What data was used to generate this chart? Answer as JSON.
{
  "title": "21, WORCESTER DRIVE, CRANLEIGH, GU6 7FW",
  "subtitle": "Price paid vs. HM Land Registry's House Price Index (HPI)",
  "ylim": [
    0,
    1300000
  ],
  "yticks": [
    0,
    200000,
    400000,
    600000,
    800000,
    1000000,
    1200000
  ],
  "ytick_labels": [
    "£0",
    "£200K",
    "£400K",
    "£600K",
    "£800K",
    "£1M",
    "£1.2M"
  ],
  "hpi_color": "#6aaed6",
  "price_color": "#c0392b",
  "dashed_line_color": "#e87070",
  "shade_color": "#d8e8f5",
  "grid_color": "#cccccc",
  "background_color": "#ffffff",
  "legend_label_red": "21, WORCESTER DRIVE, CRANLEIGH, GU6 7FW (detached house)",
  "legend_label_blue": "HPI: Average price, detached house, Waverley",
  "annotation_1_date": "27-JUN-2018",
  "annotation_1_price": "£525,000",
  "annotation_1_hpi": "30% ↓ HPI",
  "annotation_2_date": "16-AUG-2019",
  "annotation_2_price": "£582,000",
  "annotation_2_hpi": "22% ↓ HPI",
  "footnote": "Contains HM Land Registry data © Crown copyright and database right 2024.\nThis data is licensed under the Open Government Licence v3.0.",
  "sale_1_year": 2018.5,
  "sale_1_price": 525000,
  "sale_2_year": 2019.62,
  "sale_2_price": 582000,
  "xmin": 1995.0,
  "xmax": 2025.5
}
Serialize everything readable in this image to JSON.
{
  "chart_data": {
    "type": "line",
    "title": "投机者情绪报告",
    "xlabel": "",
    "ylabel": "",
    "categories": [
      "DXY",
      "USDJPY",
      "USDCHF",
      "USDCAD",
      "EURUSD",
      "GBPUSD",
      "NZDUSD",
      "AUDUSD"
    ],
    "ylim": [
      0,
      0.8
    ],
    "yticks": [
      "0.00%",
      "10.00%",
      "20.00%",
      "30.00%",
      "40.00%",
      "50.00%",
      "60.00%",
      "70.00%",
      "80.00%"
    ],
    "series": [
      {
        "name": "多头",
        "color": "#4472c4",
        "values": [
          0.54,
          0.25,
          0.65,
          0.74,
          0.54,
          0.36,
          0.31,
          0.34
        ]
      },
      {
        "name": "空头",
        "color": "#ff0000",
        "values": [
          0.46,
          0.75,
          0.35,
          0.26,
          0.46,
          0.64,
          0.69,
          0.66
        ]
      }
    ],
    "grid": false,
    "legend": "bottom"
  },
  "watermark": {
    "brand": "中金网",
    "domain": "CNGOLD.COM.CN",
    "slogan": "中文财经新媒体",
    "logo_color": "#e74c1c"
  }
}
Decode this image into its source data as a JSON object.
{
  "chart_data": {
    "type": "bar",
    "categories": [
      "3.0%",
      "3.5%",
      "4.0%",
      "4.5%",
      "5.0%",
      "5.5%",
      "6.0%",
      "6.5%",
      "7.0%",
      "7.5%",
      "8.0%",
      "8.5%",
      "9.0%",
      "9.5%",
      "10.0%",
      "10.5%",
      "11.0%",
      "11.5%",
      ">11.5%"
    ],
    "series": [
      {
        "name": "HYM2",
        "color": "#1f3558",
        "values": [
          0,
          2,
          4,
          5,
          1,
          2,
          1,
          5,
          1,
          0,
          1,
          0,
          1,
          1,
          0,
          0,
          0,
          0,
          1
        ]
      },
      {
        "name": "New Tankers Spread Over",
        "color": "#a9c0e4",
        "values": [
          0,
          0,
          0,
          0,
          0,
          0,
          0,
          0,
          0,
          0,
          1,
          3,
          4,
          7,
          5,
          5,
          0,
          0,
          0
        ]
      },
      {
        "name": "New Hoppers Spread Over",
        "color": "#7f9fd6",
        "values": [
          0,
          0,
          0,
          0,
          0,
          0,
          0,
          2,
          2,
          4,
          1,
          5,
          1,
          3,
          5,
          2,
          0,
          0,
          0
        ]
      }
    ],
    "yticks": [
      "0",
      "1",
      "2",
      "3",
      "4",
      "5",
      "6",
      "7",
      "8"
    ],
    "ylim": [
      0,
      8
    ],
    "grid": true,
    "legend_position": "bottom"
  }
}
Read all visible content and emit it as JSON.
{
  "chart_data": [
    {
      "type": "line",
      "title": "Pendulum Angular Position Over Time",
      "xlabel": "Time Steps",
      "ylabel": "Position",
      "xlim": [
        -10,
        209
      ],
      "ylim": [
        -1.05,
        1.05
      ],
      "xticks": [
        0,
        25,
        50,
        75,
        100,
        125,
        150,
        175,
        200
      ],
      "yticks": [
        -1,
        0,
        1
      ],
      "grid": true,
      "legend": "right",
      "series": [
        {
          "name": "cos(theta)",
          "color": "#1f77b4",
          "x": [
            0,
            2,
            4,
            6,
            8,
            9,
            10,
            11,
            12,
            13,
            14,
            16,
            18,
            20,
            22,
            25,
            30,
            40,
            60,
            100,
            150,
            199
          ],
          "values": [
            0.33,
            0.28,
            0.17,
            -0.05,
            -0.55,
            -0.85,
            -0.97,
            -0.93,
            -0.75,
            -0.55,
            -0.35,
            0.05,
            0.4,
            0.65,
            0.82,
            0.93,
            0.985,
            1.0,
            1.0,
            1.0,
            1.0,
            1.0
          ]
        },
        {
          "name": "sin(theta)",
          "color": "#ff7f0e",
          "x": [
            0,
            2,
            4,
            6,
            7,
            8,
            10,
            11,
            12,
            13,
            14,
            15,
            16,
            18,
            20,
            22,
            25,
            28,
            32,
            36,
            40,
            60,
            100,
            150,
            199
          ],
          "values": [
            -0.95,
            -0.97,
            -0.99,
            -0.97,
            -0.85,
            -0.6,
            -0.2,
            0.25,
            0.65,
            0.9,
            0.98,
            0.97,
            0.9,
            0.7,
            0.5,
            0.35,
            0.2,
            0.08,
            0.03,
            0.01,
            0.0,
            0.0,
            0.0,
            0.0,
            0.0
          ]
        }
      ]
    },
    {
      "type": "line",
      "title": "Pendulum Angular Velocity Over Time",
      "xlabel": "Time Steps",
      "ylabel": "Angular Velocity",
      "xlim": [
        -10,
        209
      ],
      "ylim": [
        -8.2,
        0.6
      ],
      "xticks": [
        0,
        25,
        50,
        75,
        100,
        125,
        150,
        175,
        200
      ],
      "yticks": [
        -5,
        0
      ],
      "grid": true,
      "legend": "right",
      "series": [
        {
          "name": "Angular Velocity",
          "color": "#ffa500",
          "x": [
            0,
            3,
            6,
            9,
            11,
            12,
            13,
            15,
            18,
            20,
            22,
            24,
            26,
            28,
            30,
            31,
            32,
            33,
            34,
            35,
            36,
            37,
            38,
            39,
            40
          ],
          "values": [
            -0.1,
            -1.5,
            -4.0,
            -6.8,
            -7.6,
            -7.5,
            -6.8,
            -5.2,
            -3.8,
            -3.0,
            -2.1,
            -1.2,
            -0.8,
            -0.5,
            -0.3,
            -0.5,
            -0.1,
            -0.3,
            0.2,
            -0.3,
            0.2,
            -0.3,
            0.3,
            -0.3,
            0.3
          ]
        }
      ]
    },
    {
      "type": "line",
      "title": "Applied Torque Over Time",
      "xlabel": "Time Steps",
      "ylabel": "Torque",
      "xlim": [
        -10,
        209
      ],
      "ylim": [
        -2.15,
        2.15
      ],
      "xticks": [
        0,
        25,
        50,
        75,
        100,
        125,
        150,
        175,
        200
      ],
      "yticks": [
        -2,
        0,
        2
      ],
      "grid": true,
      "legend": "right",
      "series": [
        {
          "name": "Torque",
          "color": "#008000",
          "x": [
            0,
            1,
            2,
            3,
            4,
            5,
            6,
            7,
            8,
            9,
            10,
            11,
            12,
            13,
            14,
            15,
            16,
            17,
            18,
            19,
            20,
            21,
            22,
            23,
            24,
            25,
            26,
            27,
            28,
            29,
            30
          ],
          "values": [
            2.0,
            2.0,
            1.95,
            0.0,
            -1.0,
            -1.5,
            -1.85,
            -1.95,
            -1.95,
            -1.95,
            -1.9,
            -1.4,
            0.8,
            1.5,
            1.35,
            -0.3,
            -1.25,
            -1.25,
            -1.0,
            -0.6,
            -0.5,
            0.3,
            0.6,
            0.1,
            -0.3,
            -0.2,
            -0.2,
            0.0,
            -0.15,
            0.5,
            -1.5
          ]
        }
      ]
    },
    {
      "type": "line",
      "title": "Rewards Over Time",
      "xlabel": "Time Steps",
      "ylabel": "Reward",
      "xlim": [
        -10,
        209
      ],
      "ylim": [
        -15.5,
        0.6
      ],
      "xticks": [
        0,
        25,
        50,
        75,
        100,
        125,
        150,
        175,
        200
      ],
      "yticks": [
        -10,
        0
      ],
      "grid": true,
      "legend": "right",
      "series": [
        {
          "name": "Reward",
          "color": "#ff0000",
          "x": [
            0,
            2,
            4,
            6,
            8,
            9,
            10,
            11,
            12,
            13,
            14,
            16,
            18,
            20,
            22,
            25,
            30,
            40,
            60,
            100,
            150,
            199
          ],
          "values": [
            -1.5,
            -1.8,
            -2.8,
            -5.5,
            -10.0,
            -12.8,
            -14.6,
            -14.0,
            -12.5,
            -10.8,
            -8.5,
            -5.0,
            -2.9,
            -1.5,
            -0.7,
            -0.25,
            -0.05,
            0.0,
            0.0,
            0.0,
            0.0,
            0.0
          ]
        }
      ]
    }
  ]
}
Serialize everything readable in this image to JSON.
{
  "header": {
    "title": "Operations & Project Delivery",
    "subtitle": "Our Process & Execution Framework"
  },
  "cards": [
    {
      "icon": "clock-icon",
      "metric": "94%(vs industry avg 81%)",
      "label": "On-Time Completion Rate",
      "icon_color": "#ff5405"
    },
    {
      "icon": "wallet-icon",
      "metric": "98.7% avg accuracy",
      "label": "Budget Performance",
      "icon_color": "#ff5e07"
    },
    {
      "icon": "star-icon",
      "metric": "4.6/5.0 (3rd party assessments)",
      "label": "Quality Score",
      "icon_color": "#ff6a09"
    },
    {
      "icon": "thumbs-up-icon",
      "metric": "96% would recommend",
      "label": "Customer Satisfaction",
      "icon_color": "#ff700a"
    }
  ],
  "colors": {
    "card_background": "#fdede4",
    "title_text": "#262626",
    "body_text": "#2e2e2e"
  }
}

What is required — The word "Registry" may appear on some lines of these records; state how many such lines there are, and nothing else.

Exercise solution — 2